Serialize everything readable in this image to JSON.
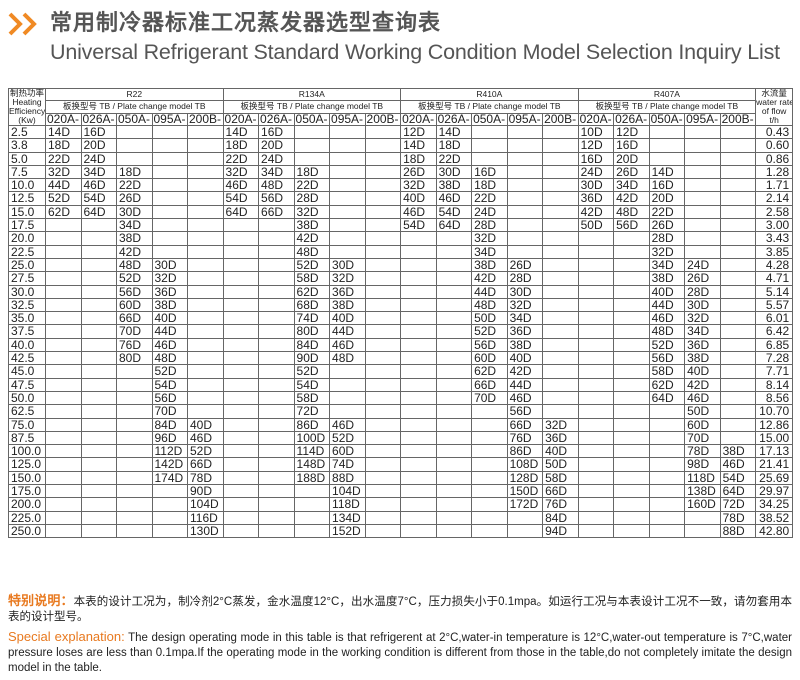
{
  "header": {
    "title_cn": "常用制冷器标准工况蒸发器选型查询表",
    "title_en": "Universal Refrigerant Standard Working Condition Model Selection Inquiry List"
  },
  "table": {
    "first_col": [
      "制热功率",
      "Heating",
      "Efficiency",
      "(Kw)"
    ],
    "refrigerants": [
      "R22",
      "R134A",
      "R410A",
      "R407A"
    ],
    "sub_header": "板换型号 TB / Plate change model TB",
    "last_col": [
      "水流量",
      "water rate",
      "of flow",
      "t/h"
    ],
    "models": [
      "020A-",
      "026A-",
      "050A-",
      "095A-",
      "200B-"
    ],
    "rows": [
      [
        "2.5",
        "14D",
        "16D",
        null,
        null,
        null,
        "14D",
        "16D",
        null,
        null,
        null,
        "12D",
        "14D",
        null,
        null,
        null,
        "10D",
        "12D",
        null,
        null,
        null,
        "0.43"
      ],
      [
        "3.8",
        "18D",
        "20D",
        null,
        null,
        null,
        "18D",
        "20D",
        null,
        null,
        null,
        "14D",
        "18D",
        null,
        null,
        null,
        "12D",
        "16D",
        null,
        null,
        null,
        "0.60"
      ],
      [
        "5.0",
        "22D",
        "24D",
        null,
        null,
        null,
        "22D",
        "24D",
        null,
        null,
        null,
        "18D",
        "22D",
        null,
        null,
        null,
        "16D",
        "20D",
        null,
        null,
        null,
        "0.86"
      ],
      [
        "7.5",
        "32D",
        "34D",
        "18D",
        null,
        null,
        "32D",
        "34D",
        "18D",
        null,
        null,
        "26D",
        "30D",
        "16D",
        null,
        null,
        "24D",
        "26D",
        "14D",
        null,
        null,
        "1.28"
      ],
      [
        "10.0",
        "44D",
        "46D",
        "22D",
        null,
        null,
        "46D",
        "48D",
        "22D",
        null,
        null,
        "32D",
        "38D",
        "18D",
        null,
        null,
        "30D",
        "34D",
        "16D",
        null,
        null,
        "1.71"
      ],
      [
        "12.5",
        "52D",
        "54D",
        "26D",
        null,
        null,
        "54D",
        "56D",
        "28D",
        null,
        null,
        "40D",
        "46D",
        "22D",
        null,
        null,
        "36D",
        "42D",
        "20D",
        null,
        null,
        "2.14"
      ],
      [
        "15.0",
        "62D",
        "64D",
        "30D",
        null,
        null,
        "64D",
        "66D",
        "32D",
        null,
        null,
        "46D",
        "54D",
        "24D",
        null,
        null,
        "42D",
        "48D",
        "22D",
        null,
        null,
        "2.58"
      ],
      [
        "17.5",
        null,
        null,
        "34D",
        null,
        null,
        null,
        null,
        "38D",
        null,
        null,
        "54D",
        "64D",
        "28D",
        null,
        null,
        "50D",
        "56D",
        "26D",
        null,
        null,
        "3.00"
      ],
      [
        "20.0",
        null,
        null,
        "38D",
        null,
        null,
        null,
        null,
        "42D",
        null,
        null,
        null,
        null,
        "32D",
        null,
        null,
        null,
        null,
        "28D",
        null,
        null,
        "3.43"
      ],
      [
        "22.5",
        null,
        null,
        "42D",
        null,
        null,
        null,
        null,
        "48D",
        null,
        null,
        null,
        null,
        "34D",
        null,
        null,
        null,
        null,
        "32D",
        null,
        null,
        "3.85"
      ],
      [
        "25.0",
        null,
        null,
        "48D",
        "30D",
        null,
        null,
        null,
        "52D",
        "30D",
        null,
        null,
        null,
        "38D",
        "26D",
        null,
        null,
        null,
        "34D",
        "24D",
        null,
        "4.28"
      ],
      [
        "27.5",
        null,
        null,
        "52D",
        "32D",
        null,
        null,
        null,
        "58D",
        "32D",
        null,
        null,
        null,
        "42D",
        "28D",
        null,
        null,
        null,
        "38D",
        "26D",
        null,
        "4.71"
      ],
      [
        "30.0",
        null,
        null,
        "56D",
        "36D",
        null,
        null,
        null,
        "62D",
        "36D",
        null,
        null,
        null,
        "44D",
        "30D",
        null,
        null,
        null,
        "40D",
        "28D",
        null,
        "5.14"
      ],
      [
        "32.5",
        null,
        null,
        "60D",
        "38D",
        null,
        null,
        null,
        "68D",
        "38D",
        null,
        null,
        null,
        "48D",
        "32D",
        null,
        null,
        null,
        "44D",
        "30D",
        null,
        "5.57"
      ],
      [
        "35.0",
        null,
        null,
        "66D",
        "40D",
        null,
        null,
        null,
        "74D",
        "40D",
        null,
        null,
        null,
        "50D",
        "34D",
        null,
        null,
        null,
        "46D",
        "32D",
        null,
        "6.01"
      ],
      [
        "37.5",
        null,
        null,
        "70D",
        "44D",
        null,
        null,
        null,
        "80D",
        "44D",
        null,
        null,
        null,
        "52D",
        "36D",
        null,
        null,
        null,
        "48D",
        "34D",
        null,
        "6.42"
      ],
      [
        "40.0",
        null,
        null,
        "76D",
        "46D",
        null,
        null,
        null,
        "84D",
        "46D",
        null,
        null,
        null,
        "56D",
        "38D",
        null,
        null,
        null,
        "52D",
        "36D",
        null,
        "6.85"
      ],
      [
        "42.5",
        null,
        null,
        "80D",
        "48D",
        null,
        null,
        null,
        "90D",
        "48D",
        null,
        null,
        null,
        "60D",
        "40D",
        null,
        null,
        null,
        "56D",
        "38D",
        null,
        "7.28"
      ],
      [
        "45.0",
        null,
        null,
        null,
        "52D",
        null,
        null,
        null,
        "52D",
        null,
        null,
        null,
        null,
        "62D",
        "42D",
        null,
        null,
        null,
        "58D",
        "40D",
        null,
        "7.71"
      ],
      [
        "47.5",
        null,
        null,
        null,
        "54D",
        null,
        null,
        null,
        "54D",
        null,
        null,
        null,
        null,
        "66D",
        "44D",
        null,
        null,
        null,
        "62D",
        "42D",
        null,
        "8.14"
      ],
      [
        "50.0",
        null,
        null,
        null,
        "56D",
        null,
        null,
        null,
        "58D",
        null,
        null,
        null,
        null,
        "70D",
        "46D",
        null,
        null,
        null,
        "64D",
        "46D",
        null,
        "8.56"
      ],
      [
        "62.5",
        null,
        null,
        null,
        "70D",
        null,
        null,
        null,
        "72D",
        null,
        null,
        null,
        null,
        null,
        "56D",
        null,
        null,
        null,
        null,
        "50D",
        null,
        "10.70"
      ],
      [
        "75.0",
        null,
        null,
        null,
        "84D",
        "40D",
        null,
        null,
        "86D",
        "46D",
        null,
        null,
        null,
        null,
        "66D",
        "32D",
        null,
        null,
        null,
        "60D",
        null,
        "12.86"
      ],
      [
        "87.5",
        null,
        null,
        null,
        "96D",
        "46D",
        null,
        null,
        "100D",
        "52D",
        null,
        null,
        null,
        null,
        "76D",
        "36D",
        null,
        null,
        null,
        "70D",
        null,
        "15.00"
      ],
      [
        "100.0",
        null,
        null,
        null,
        "112D",
        "52D",
        null,
        null,
        "114D",
        "60D",
        null,
        null,
        null,
        null,
        "86D",
        "40D",
        null,
        null,
        null,
        "78D",
        "38D",
        "17.13"
      ],
      [
        "125.0",
        null,
        null,
        null,
        "142D",
        "66D",
        null,
        null,
        "148D",
        "74D",
        null,
        null,
        null,
        null,
        "108D",
        "50D",
        null,
        null,
        null,
        "98D",
        "46D",
        "21.41"
      ],
      [
        "150.0",
        null,
        null,
        null,
        "174D",
        "78D",
        null,
        null,
        "188D",
        "88D",
        null,
        null,
        null,
        null,
        "128D",
        "58D",
        null,
        null,
        null,
        "118D",
        "54D",
        "25.69"
      ],
      [
        "175.0",
        null,
        null,
        null,
        null,
        "90D",
        null,
        null,
        null,
        "104D",
        null,
        null,
        null,
        null,
        "150D",
        "66D",
        null,
        null,
        null,
        "138D",
        "64D",
        "29.97"
      ],
      [
        "200.0",
        null,
        null,
        null,
        null,
        "104D",
        null,
        null,
        null,
        "118D",
        null,
        null,
        null,
        null,
        "172D",
        "76D",
        null,
        null,
        null,
        "160D",
        "72D",
        "34.25"
      ],
      [
        "225.0",
        null,
        null,
        null,
        null,
        "116D",
        null,
        null,
        null,
        "134D",
        null,
        null,
        null,
        null,
        null,
        "84D",
        null,
        null,
        null,
        null,
        "78D",
        "38.52"
      ],
      [
        "250.0",
        null,
        null,
        null,
        null,
        "130D",
        null,
        null,
        null,
        "152D",
        null,
        null,
        null,
        null,
        null,
        "94D",
        null,
        null,
        null,
        null,
        "88D",
        "42.80"
      ]
    ]
  },
  "notes": {
    "cn_label": "特别说明：",
    "cn_text": "本表的设计工况为，制冷剂2°C蒸发，金水温度12°C，出水温度7°C，压力损失小于0.1mpa。如运行工况与本表设计工况不一致，请勿套用本表的设计型号。",
    "en_label": "Special explanation:",
    "en_text": "The design operating mode in this table is that refrigerent at 2°C,water-in temperature is 12°C,water-out temperature is 7°C,water pressure loses are less than 0.1mpa.If the operating mode in the working condition is different from those in the table,do not completely imitate the design model in the table."
  }
}
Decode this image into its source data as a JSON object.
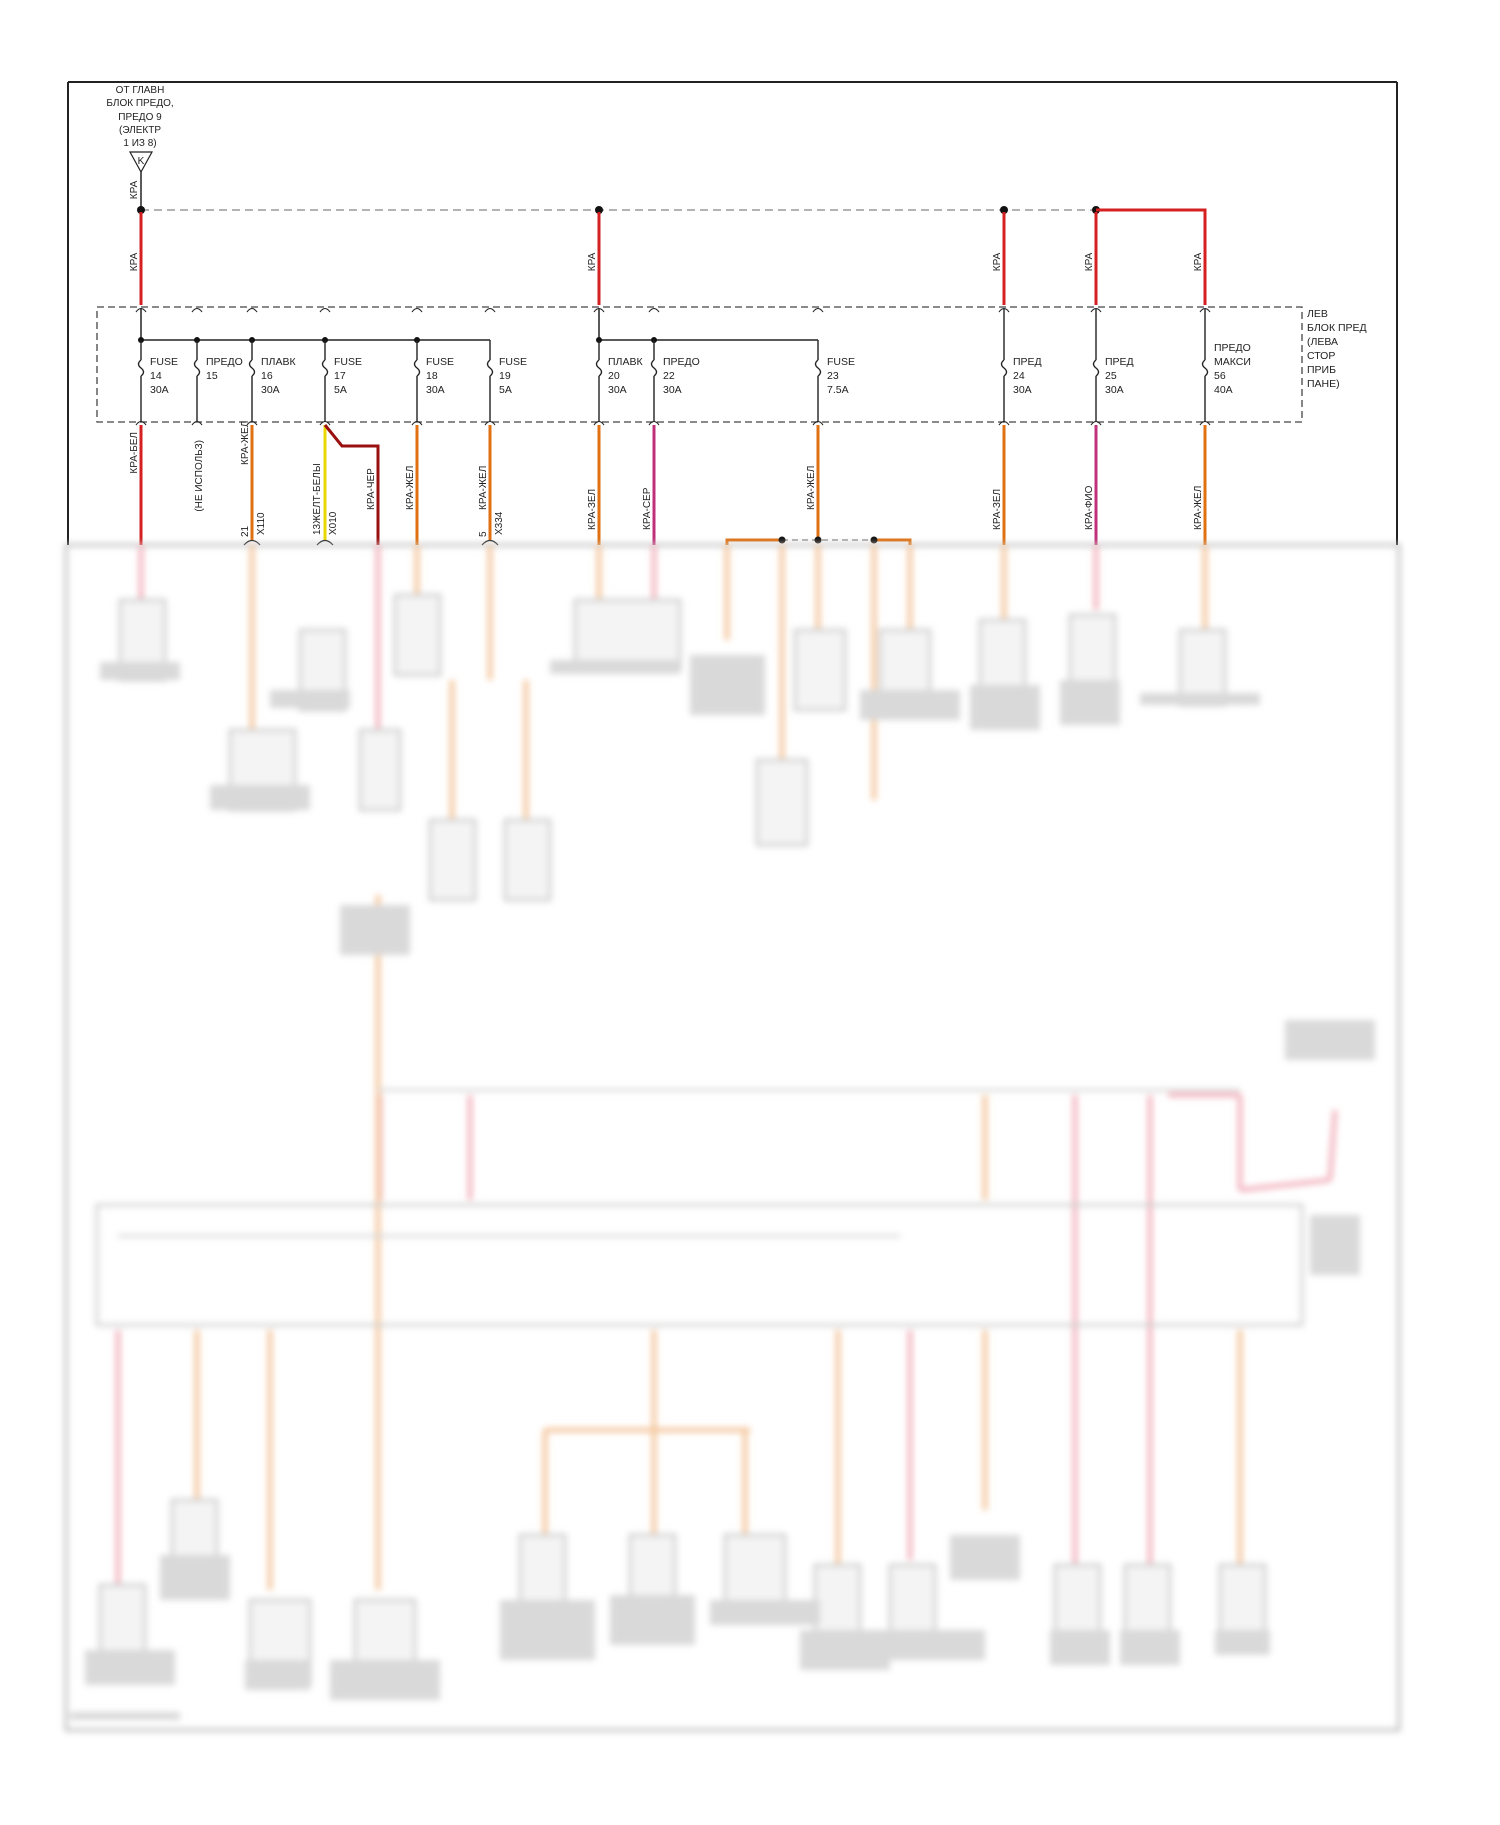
{
  "source": {
    "lines": [
      "ОТ ГЛАВН",
      "БЛОК ПРЕДО,",
      "ПРЕДО 9",
      "(ЭЛЕКТР",
      "1 ИЗ 8)"
    ],
    "connector": "K",
    "wire": "КРА"
  },
  "block": {
    "lines": [
      "ЛЕВ",
      "БЛОК ПРЕД",
      "(ЛЕВА",
      "СТОР",
      "ПРИБ",
      "ПАНЕ)"
    ]
  },
  "feed_wires": [
    "КРА",
    "КРА",
    "КРА",
    "КРА",
    "КРА"
  ],
  "fuses": [
    {
      "name": "FUSE",
      "num": "14",
      "rating": "30A",
      "out_wire": "КРА-БЕЛ"
    },
    {
      "name": "ПРЕДО",
      "num": "15",
      "rating": "",
      "out_wire": "(НЕ ИСПОЛЬЗ)"
    },
    {
      "name": "ПЛАВК",
      "num": "16",
      "rating": "30A",
      "out_wire": "КРА-ЖЕЛ",
      "pin": "21",
      "conn": "X110"
    },
    {
      "name": "FUSE",
      "num": "17",
      "rating": "5A",
      "out_wire": "13ЖЕЛТ-БЕЛЫ",
      "conn": "X010",
      "out_wire_2": "КРА-ЧЕР"
    },
    {
      "name": "FUSE",
      "num": "18",
      "rating": "30A",
      "out_wire": "КРА-ЖЕЛ"
    },
    {
      "name": "FUSE",
      "num": "19",
      "rating": "5A",
      "out_wire": "КРА-ЖЕЛ",
      "pin": "5",
      "conn": "X334"
    },
    {
      "name": "ПЛАВК",
      "num": "20",
      "rating": "30A",
      "out_wire": "КРА-ЗЕЛ"
    },
    {
      "name": "ПРЕДО",
      "num": "22",
      "rating": "30A",
      "out_wire": "КРА-СЕР"
    },
    {
      "name": "FUSE",
      "num": "23",
      "rating": "7.5A",
      "out_wire": "КРА-ЖЕЛ"
    },
    {
      "name": "ПРЕД",
      "num": "24",
      "rating": "30A",
      "out_wire": "КРА-ЗЕЛ"
    },
    {
      "name": "ПРЕД",
      "num": "25",
      "rating": "30A",
      "out_wire": "КРА-ФИО"
    },
    {
      "name": "ПРЕДО МАКСИ",
      "num": "56",
      "rating": "40A",
      "out_wire": "КРА-ЖЕЛ"
    }
  ],
  "colors": {
    "frame": "#222222",
    "red": "#d42020",
    "orange": "#e07010",
    "yellow": "#e8d800",
    "magenta": "#c0307a",
    "darkred": "#9a1010",
    "dashed_bus": "#9a9a9a",
    "blurred_pink": "#f2b6c0",
    "blurred_orange": "#f5c8a0",
    "blurred_gray": "#d8d8d8"
  }
}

____________

• To do:
Write out, word for word, the line containing "Decode this image" and each line after it to the end of the data, and nothing more. Drop the pictures.

• Written solution:
Decode this image into its source data as a JSON object.
{
  "source": {
    "lines": [
      "ОТ ГЛАВН",
      "БЛОК ПРЕДО,",
      "ПРЕДО 9",
      "(ЭЛЕКТР",
      "1 ИЗ 8)"
    ],
    "connector": "K",
    "wire": "КРА"
  },
  "block": {
    "lines": [
      "ЛЕВ",
      "БЛОК ПРЕД",
      "(ЛЕВА",
      "СТОР",
      "ПРИБ",
      "ПАНЕ)"
    ]
  },
  "feed_wires": [
    "КРА",
    "КРА",
    "КРА",
    "КРА",
    "КРА"
  ],
  "fuses": [
    {
      "name": "FUSE",
      "num": "14",
      "rating": "30A",
      "out_wire": "КРА-БЕЛ"
    },
    {
      "name": "ПРЕДО",
      "num": "15",
      "rating": "",
      "out_wire": "(НЕ ИСПОЛЬЗ)"
    },
    {
      "name": "ПЛАВК",
      "num": "16",
      "rating": "30A",
      "out_wire": "КРА-ЖЕЛ",
      "pin": "21",
      "conn": "X110"
    },
    {
      "name": "FUSE",
      "num": "17",
      "rating": "5A",
      "out_wire": "13ЖЕЛТ-БЕЛЫ",
      "conn": "X010",
      "out_wire_2": "КРА-ЧЕР"
    },
    {
      "name": "FUSE",
      "num": "18",
      "rating": "30A",
      "out_wire": "КРА-ЖЕЛ"
    },
    {
      "name": "FUSE",
      "num": "19",
      "rating": "5A",
      "out_wire": "КРА-ЖЕЛ",
      "pin": "5",
      "conn": "X334"
    },
    {
      "name": "ПЛАВК",
      "num": "20",
      "rating": "30A",
      "out_wire": "КРА-ЗЕЛ"
    },
    {
      "name": "ПРЕДО",
      "num": "22",
      "rating": "30A",
      "out_wire": "КРА-СЕР"
    },
    {
      "name": "FUSE",
      "num": "23",
      "rating": "7.5A",
      "out_wire": "КРА-ЖЕЛ"
    },
    {
      "name": "ПРЕД",
      "num": "24",
      "rating": "30A",
      "out_wire": "КРА-ЗЕЛ"
    },
    {
      "name": "ПРЕД",
      "num": "25",
      "rating": "30A",
      "out_wire": "КРА-ФИО"
    },
    {
      "name": "ПРЕДО МАКСИ",
      "num": "56",
      "rating": "40A",
      "out_wire": "КРА-ЖЕЛ"
    }
  ],
  "colors": {
    "frame": "#222222",
    "red": "#d42020",
    "orange": "#e07010",
    "yellow": "#e8d800",
    "magenta": "#c0307a",
    "darkred": "#9a1010",
    "dashed_bus": "#9a9a9a",
    "blurred_pink": "#f2b6c0",
    "blurred_orange": "#f5c8a0",
    "blurred_gray": "#d8d8d8"
  }
}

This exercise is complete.